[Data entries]
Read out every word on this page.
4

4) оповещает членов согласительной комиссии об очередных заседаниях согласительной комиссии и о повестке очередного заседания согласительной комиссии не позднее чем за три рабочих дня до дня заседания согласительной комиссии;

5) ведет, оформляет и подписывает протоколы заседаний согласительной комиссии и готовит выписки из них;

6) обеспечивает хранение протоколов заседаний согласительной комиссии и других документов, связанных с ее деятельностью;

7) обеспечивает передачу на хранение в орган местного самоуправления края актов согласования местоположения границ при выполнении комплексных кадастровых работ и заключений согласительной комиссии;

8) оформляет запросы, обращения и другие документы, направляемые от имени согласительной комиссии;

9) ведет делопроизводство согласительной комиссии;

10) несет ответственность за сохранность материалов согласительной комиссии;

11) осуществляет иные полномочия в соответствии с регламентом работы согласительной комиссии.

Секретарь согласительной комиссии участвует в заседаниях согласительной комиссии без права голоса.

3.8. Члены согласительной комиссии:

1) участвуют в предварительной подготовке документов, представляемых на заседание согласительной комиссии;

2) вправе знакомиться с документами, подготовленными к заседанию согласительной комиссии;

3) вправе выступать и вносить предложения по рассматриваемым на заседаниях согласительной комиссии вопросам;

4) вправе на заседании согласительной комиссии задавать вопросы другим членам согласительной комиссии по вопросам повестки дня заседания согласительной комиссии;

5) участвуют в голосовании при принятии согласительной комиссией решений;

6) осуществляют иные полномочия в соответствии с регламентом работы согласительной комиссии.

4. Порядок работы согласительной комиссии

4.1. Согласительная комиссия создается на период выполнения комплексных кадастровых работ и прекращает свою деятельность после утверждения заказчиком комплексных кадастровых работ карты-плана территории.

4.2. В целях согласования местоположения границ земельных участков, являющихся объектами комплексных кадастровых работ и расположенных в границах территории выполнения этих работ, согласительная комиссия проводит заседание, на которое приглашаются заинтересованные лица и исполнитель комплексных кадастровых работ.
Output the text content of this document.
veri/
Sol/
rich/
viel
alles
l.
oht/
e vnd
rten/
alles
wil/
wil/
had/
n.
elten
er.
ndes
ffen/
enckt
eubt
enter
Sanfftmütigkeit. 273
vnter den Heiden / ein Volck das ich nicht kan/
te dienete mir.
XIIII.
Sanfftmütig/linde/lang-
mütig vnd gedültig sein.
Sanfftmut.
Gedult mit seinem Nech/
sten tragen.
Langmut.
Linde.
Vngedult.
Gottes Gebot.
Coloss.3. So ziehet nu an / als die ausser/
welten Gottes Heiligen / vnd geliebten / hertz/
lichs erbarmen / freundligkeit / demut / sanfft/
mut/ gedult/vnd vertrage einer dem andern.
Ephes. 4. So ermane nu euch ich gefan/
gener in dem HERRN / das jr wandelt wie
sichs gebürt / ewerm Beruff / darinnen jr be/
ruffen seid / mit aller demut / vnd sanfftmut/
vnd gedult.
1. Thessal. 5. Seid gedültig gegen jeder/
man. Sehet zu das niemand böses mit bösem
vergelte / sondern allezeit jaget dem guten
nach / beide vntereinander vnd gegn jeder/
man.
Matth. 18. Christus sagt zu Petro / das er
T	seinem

Instructions for the task: Which lines hold the word "соответствии"? Show each one.

Worked answer:
11) осуществляет иные полномочия в соответствии с регламентом работы согласительной комиссии.
6) осуществляют иные полномочия в соответствии с регламентом работы согласительной комиссии.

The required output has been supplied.